— begin INPUT ROWS —
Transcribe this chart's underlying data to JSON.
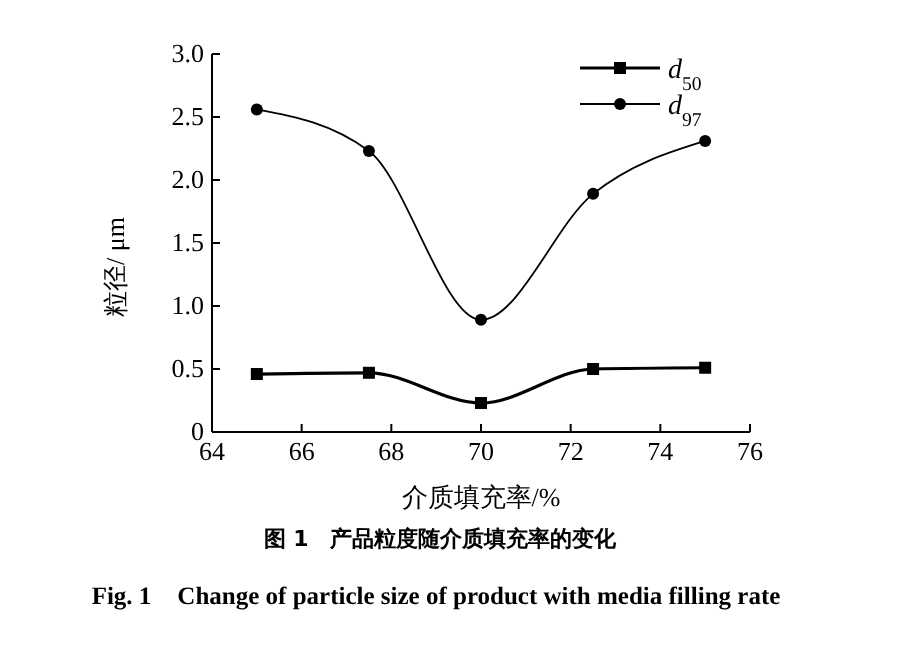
{
  "chart_data": {
    "type": "line",
    "title": "图 1　产品粒度随介质填充率的变化",
    "subtitle": "Fig. 1　Change of particle size of product with media filling rate",
    "xlabel": "介质填充率/%",
    "ylabel": "粒径/ μm",
    "x": [
      65,
      67.5,
      70,
      72.5,
      75
    ],
    "series": [
      {
        "name": "d$_{50}$",
        "color": "#000000",
        "marker": "square",
        "values": [
          0.46,
          0.47,
          0.23,
          0.5,
          0.51
        ]
      },
      {
        "name": "d$_{97}$",
        "color": "#000000",
        "marker": "circle",
        "values": [
          2.56,
          2.23,
          0.89,
          1.89,
          2.31
        ]
      }
    ],
    "xlim": [
      64,
      76
    ],
    "xticks": [
      64,
      66,
      68,
      70,
      72,
      74,
      76
    ],
    "ylim": [
      0,
      3
    ],
    "yticks": [
      0,
      0.5,
      {
        "value": 1,
        "label": "1.0"
      },
      1.5,
      {
        "value": 2,
        "label": "2.0"
      },
      2.5,
      {
        "value": 3,
        "label": "3.0"
      }
    ],
    "grid": false,
    "legend": "top right"
  }
}
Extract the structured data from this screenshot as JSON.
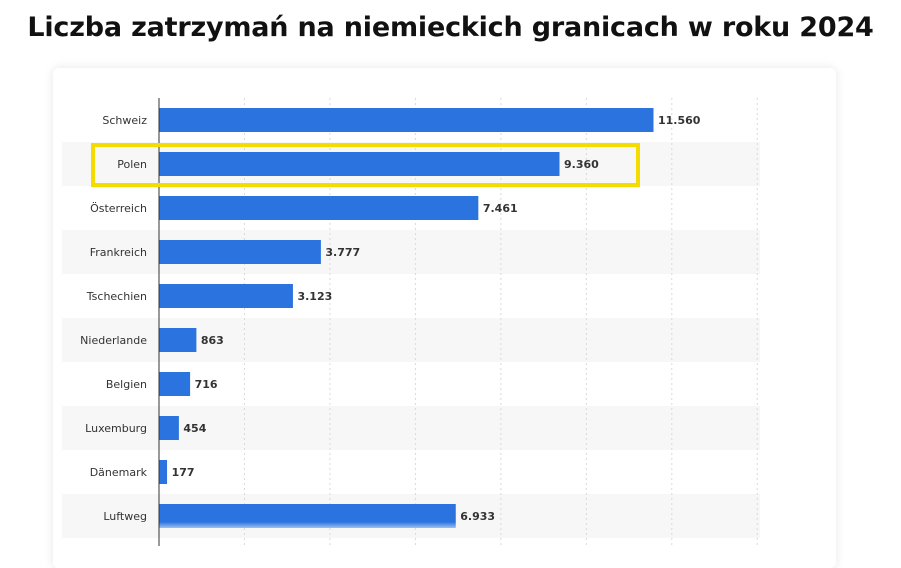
{
  "title": "Liczba zatrzymań na niemieckich granicach w roku 2024",
  "colors": {
    "bar": "#2b74e0",
    "highlight": "#f5dc00",
    "stripe": "#f7f7f7",
    "grid": "#d9d9d9"
  },
  "chart_data": {
    "type": "bar",
    "orientation": "horizontal",
    "categories": [
      "Schweiz",
      "Polen",
      "Österreich",
      "Frankreich",
      "Tschechien",
      "Niederlande",
      "Belgien",
      "Luxemburg",
      "Dänemark",
      "Luftweg"
    ],
    "values": [
      11560,
      9360,
      7461,
      3777,
      3123,
      863,
      716,
      454,
      177,
      6933
    ],
    "value_labels": [
      "11.560",
      "9.360",
      "7.461",
      "3.777",
      "3.123",
      "863",
      "716",
      "454",
      "177",
      "6.933"
    ],
    "highlighted_category": "Polen",
    "xlim": [
      0,
      14000
    ],
    "grid": true
  }
}
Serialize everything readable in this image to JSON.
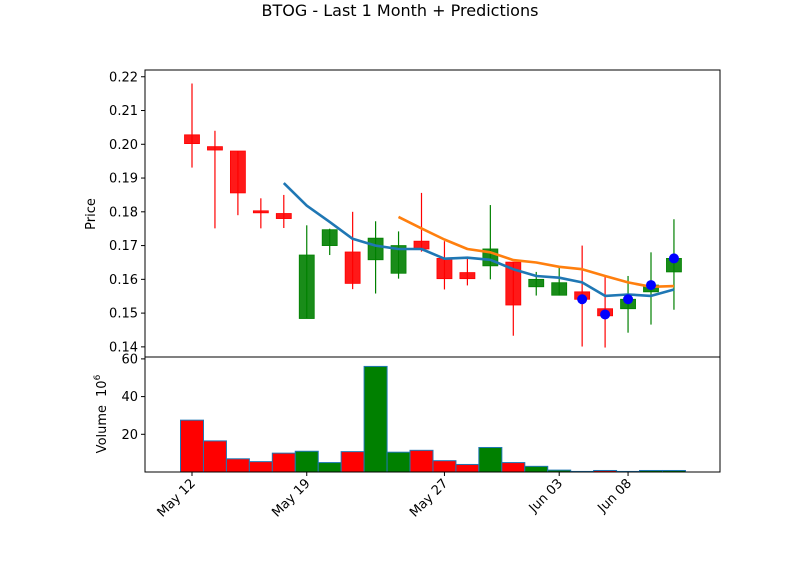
{
  "title": "BTOG - Last 1 Month + Predictions",
  "chart_data": [
    {
      "type": "candlestick",
      "ylabel": "Price",
      "ylim": [
        0.137,
        0.222
      ],
      "yticks": [
        "0.14",
        "0.15",
        "0.16",
        "0.17",
        "0.18",
        "0.19",
        "0.20",
        "0.21",
        "0.22"
      ],
      "ytick_values": [
        0.14,
        0.15,
        0.16,
        0.17,
        0.18,
        0.19,
        0.2,
        0.21,
        0.22
      ],
      "up_color": "#008000",
      "down_color": "#ff0000",
      "candles": [
        {
          "date": "2024-05-12",
          "open": 0.2028,
          "high": 0.218,
          "low": 0.1931,
          "close": 0.2002,
          "dir": "down"
        },
        {
          "date": "2024-05-13",
          "open": 0.1993,
          "high": 0.204,
          "low": 0.1751,
          "close": 0.1983,
          "dir": "down"
        },
        {
          "date": "2024-05-14",
          "open": 0.198,
          "high": 0.198,
          "low": 0.179,
          "close": 0.1856,
          "dir": "down"
        },
        {
          "date": "2024-05-15",
          "open": 0.1803,
          "high": 0.184,
          "low": 0.1751,
          "close": 0.1797,
          "dir": "down"
        },
        {
          "date": "2024-05-18",
          "open": 0.1795,
          "high": 0.185,
          "low": 0.1752,
          "close": 0.178,
          "dir": "down"
        },
        {
          "date": "2024-05-19",
          "open": 0.1484,
          "high": 0.176,
          "low": 0.1484,
          "close": 0.1672,
          "dir": "up"
        },
        {
          "date": "2024-05-20",
          "open": 0.17,
          "high": 0.175,
          "low": 0.1672,
          "close": 0.1747,
          "dir": "up"
        },
        {
          "date": "2024-05-21",
          "open": 0.1681,
          "high": 0.18,
          "low": 0.1571,
          "close": 0.1588,
          "dir": "down"
        },
        {
          "date": "2024-05-22",
          "open": 0.1658,
          "high": 0.1772,
          "low": 0.1558,
          "close": 0.1722,
          "dir": "up"
        },
        {
          "date": "2024-05-25",
          "open": 0.1618,
          "high": 0.1742,
          "low": 0.1602,
          "close": 0.17,
          "dir": "up"
        },
        {
          "date": "2024-05-26",
          "open": 0.1713,
          "high": 0.1856,
          "low": 0.1682,
          "close": 0.169,
          "dir": "down"
        },
        {
          "date": "2024-05-27",
          "open": 0.1662,
          "high": 0.1713,
          "low": 0.157,
          "close": 0.1602,
          "dir": "down"
        },
        {
          "date": "2024-05-28",
          "open": 0.162,
          "high": 0.1662,
          "low": 0.1582,
          "close": 0.1602,
          "dir": "down"
        },
        {
          "date": "2024-05-29",
          "open": 0.164,
          "high": 0.182,
          "low": 0.16,
          "close": 0.169,
          "dir": "up"
        },
        {
          "date": "2024-06-01",
          "open": 0.1651,
          "high": 0.1651,
          "low": 0.1433,
          "close": 0.1524,
          "dir": "down"
        },
        {
          "date": "2024-06-02",
          "open": 0.1578,
          "high": 0.1622,
          "low": 0.1552,
          "close": 0.16,
          "dir": "up"
        },
        {
          "date": "2024-06-03",
          "open": 0.1553,
          "high": 0.164,
          "low": 0.1552,
          "close": 0.159,
          "dir": "up"
        },
        {
          "date": "2024-06-04",
          "open": 0.1563,
          "high": 0.17,
          "low": 0.1401,
          "close": 0.1541,
          "dir": "down"
        },
        {
          "date": "2024-06-05",
          "open": 0.1513,
          "high": 0.161,
          "low": 0.1398,
          "close": 0.1492,
          "dir": "down"
        },
        {
          "date": "2024-06-08",
          "open": 0.1513,
          "high": 0.161,
          "low": 0.1442,
          "close": 0.1541,
          "dir": "up"
        },
        {
          "date": "2024-06-09",
          "open": 0.1563,
          "high": 0.168,
          "low": 0.1466,
          "close": 0.1583,
          "dir": "up"
        },
        {
          "date": "2024-06-10",
          "open": 0.1622,
          "high": 0.1778,
          "low": 0.151,
          "close": 0.1662,
          "dir": "up"
        }
      ],
      "predictions": [
        0.1541,
        0.1496,
        0.1541,
        0.1583,
        0.1662
      ],
      "prediction_marker_color": "#0000ff",
      "moving_averages": [
        {
          "color": "#1f77b4",
          "start_index": 4,
          "values": [
            0.1885,
            0.1818,
            0.177,
            0.172,
            0.17,
            0.169,
            0.169,
            0.1661,
            0.1664,
            0.1658,
            0.163,
            0.161,
            0.1605,
            0.1591,
            0.1551,
            0.1555,
            0.1551,
            0.157
          ]
        },
        {
          "color": "#ff7f0e",
          "start_index": 9,
          "values": [
            0.1785,
            0.1751,
            0.1718,
            0.169,
            0.168,
            0.1657,
            0.165,
            0.1637,
            0.163,
            0.161,
            0.1591,
            0.1578,
            0.158
          ]
        }
      ]
    },
    {
      "type": "bar",
      "ylabel": "Volume",
      "ylabel_exp": "6",
      "ylim": [
        0,
        61
      ],
      "yticks": [
        "20",
        "40",
        "60"
      ],
      "ytick_values": [
        20,
        40,
        60
      ],
      "values": [
        27.5,
        16.5,
        7.0,
        5.5,
        10.0,
        11.0,
        5.0,
        10.8,
        56.0,
        10.5,
        11.5,
        6.0,
        4.0,
        13.0,
        5.0,
        3.0,
        1.0,
        0.3,
        0.8,
        0.3,
        0.8,
        0.8
      ]
    }
  ],
  "x_axis": {
    "ticks": [
      {
        "label": "May 12",
        "date": "2024-05-12"
      },
      {
        "label": "May 19",
        "date": "2024-05-19"
      },
      {
        "label": "May 27",
        "date": "2024-05-27"
      },
      {
        "label": "Jun 03",
        "date": "2024-06-03"
      },
      {
        "label": "Jun 08",
        "date": "2024-06-08"
      }
    ]
  }
}
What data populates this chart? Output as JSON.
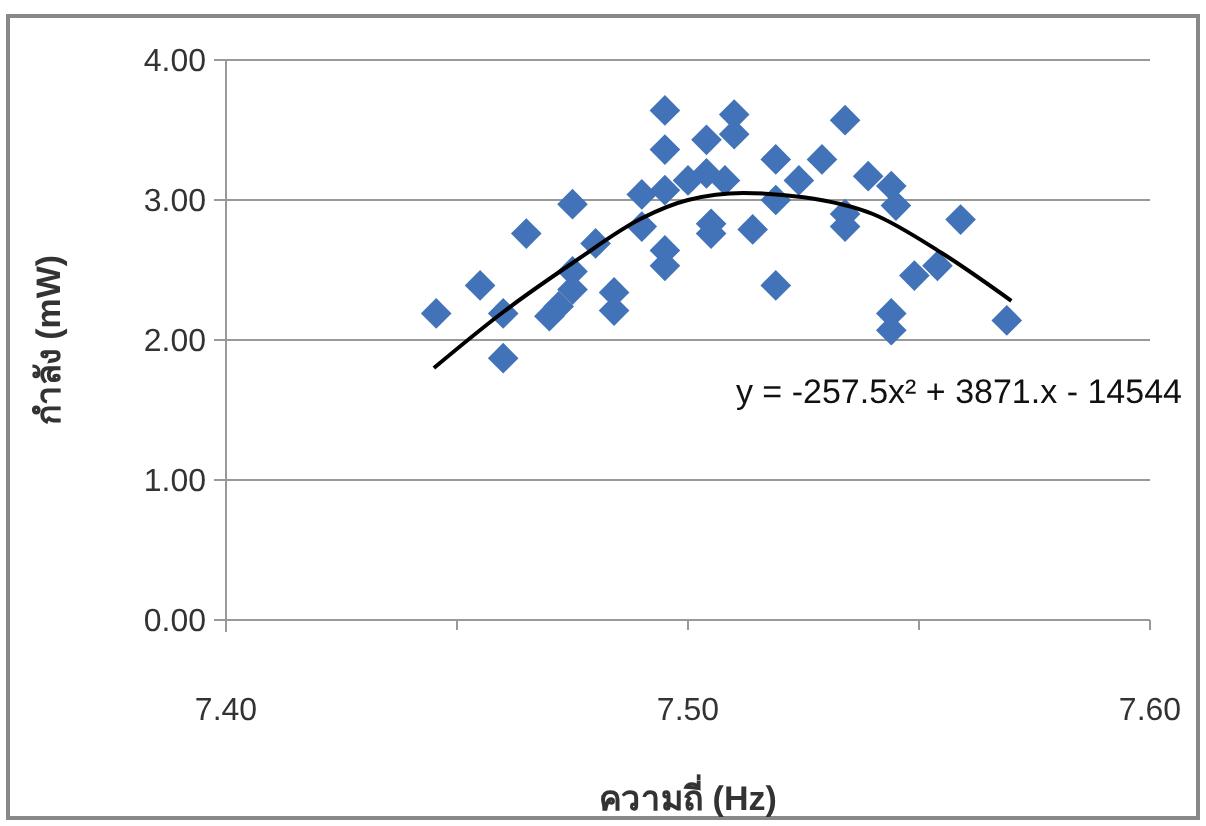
{
  "chart_data": {
    "type": "scatter",
    "xlabel": "ความถี่ (Hz)",
    "ylabel": "กำลัง (mW)",
    "xlim": [
      7.4,
      7.6
    ],
    "xticks": [
      {
        "value": 7.4,
        "label": "7.40"
      },
      {
        "value": 7.45,
        "label": null
      },
      {
        "value": 7.5,
        "label": "7.50"
      },
      {
        "value": 7.55,
        "label": null
      },
      {
        "value": 7.6,
        "label": "7.60"
      }
    ],
    "ylim": [
      0,
      4
    ],
    "yticks": [
      {
        "value": 0,
        "label": "0.00"
      },
      {
        "value": 1,
        "label": "1.00"
      },
      {
        "value": 2,
        "label": "2.00"
      },
      {
        "value": 3,
        "label": "3.00"
      },
      {
        "value": 4,
        "label": "4.00"
      }
    ],
    "grid": "y",
    "marker": "diamond",
    "annotations": [
      "y = -257.5x² + 3871.x - 14544"
    ],
    "series": [
      {
        "color": "#4273b8",
        "x": [
          7.4455,
          7.455,
          7.46,
          7.46,
          7.465,
          7.475,
          7.47,
          7.472,
          7.475,
          7.475,
          7.48,
          7.484,
          7.484,
          7.49,
          7.49,
          7.495,
          7.495,
          7.495,
          7.495,
          7.495,
          7.5,
          7.504,
          7.504,
          7.505,
          7.505,
          7.51,
          7.508,
          7.514,
          7.51,
          7.519,
          7.519,
          7.519,
          7.524,
          7.529,
          7.534,
          7.534,
          7.534,
          7.539,
          7.544,
          7.545,
          7.559,
          7.549,
          7.554,
          7.544,
          7.544,
          7.569
        ],
        "values": [
          2.19,
          2.39,
          2.19,
          1.87,
          2.76,
          2.97,
          2.17,
          2.24,
          2.36,
          2.49,
          2.69,
          2.34,
          2.21,
          3.04,
          2.81,
          2.64,
          2.53,
          3.64,
          3.36,
          3.07,
          3.14,
          3.43,
          3.19,
          2.83,
          2.76,
          3.47,
          3.14,
          2.79,
          3.61,
          3.29,
          3.0,
          2.39,
          3.14,
          3.29,
          3.57,
          2.9,
          2.81,
          3.17,
          3.1,
          2.96,
          2.86,
          2.46,
          2.53,
          2.19,
          2.07,
          2.14
        ]
      },
      {
        "type": "line",
        "color": "#000000",
        "marker": "none",
        "x": [
          7.445,
          7.46,
          7.475,
          7.49,
          7.5,
          7.512,
          7.525,
          7.54,
          7.555,
          7.57
        ],
        "values": [
          1.8,
          2.2,
          2.55,
          2.87,
          3.0,
          3.05,
          3.02,
          2.9,
          2.62,
          2.28
        ]
      }
    ]
  }
}
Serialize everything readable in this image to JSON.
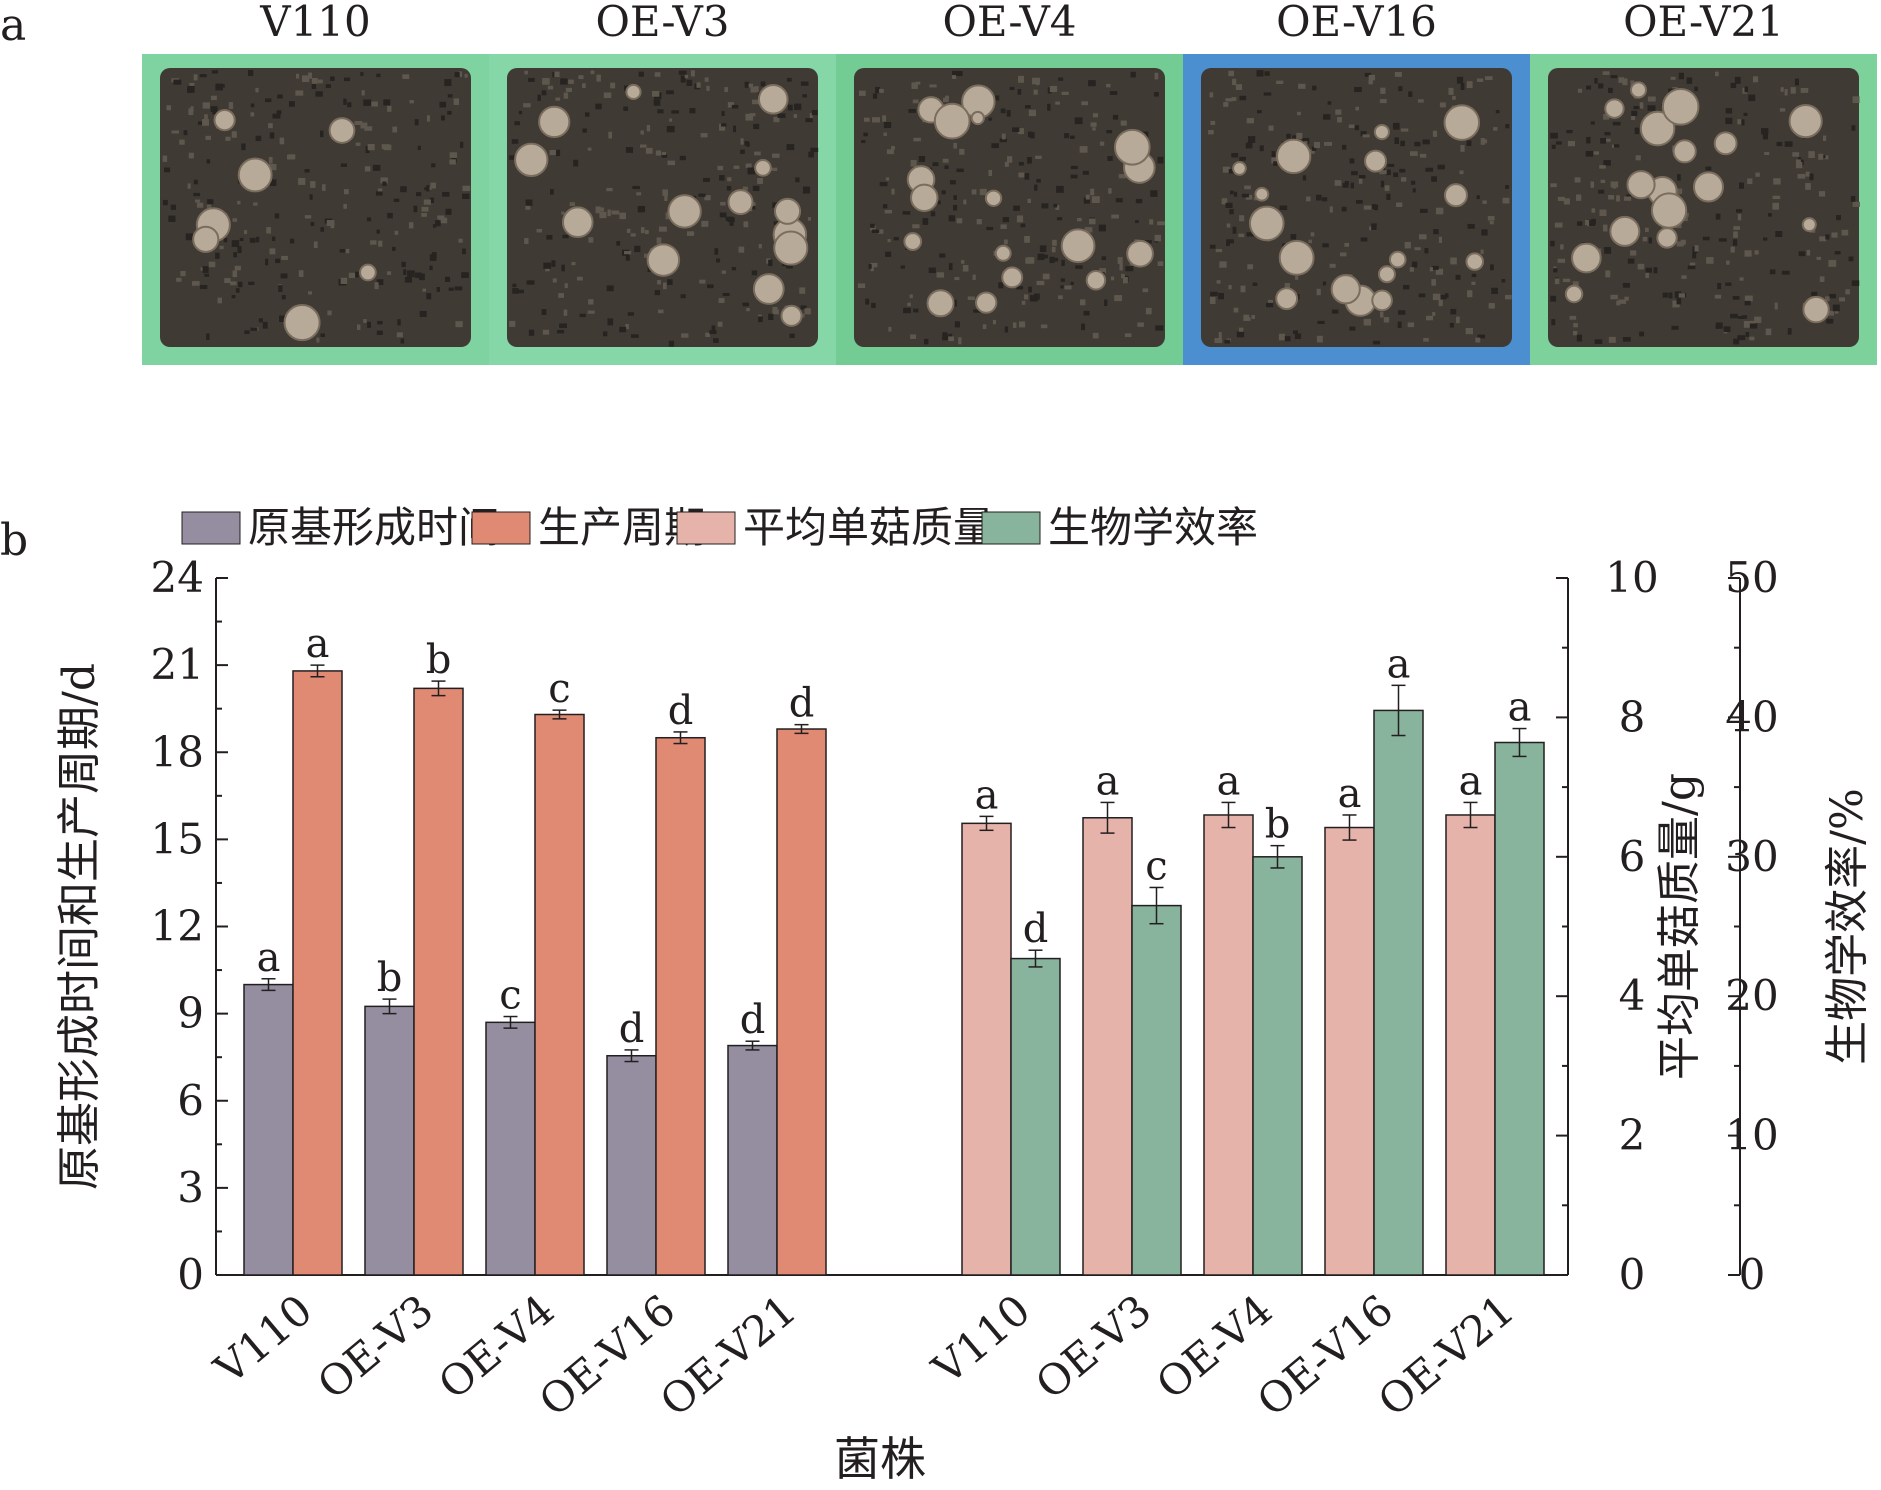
— end INPUT ROWS —
*INSTRUCTION*
Using the listing above, return all lines where the word "grid" occurs.

*THE ANSWER*
    "grid": false,
    "grid": "#d9d9d9"
    "grid": true
    "grid": "y",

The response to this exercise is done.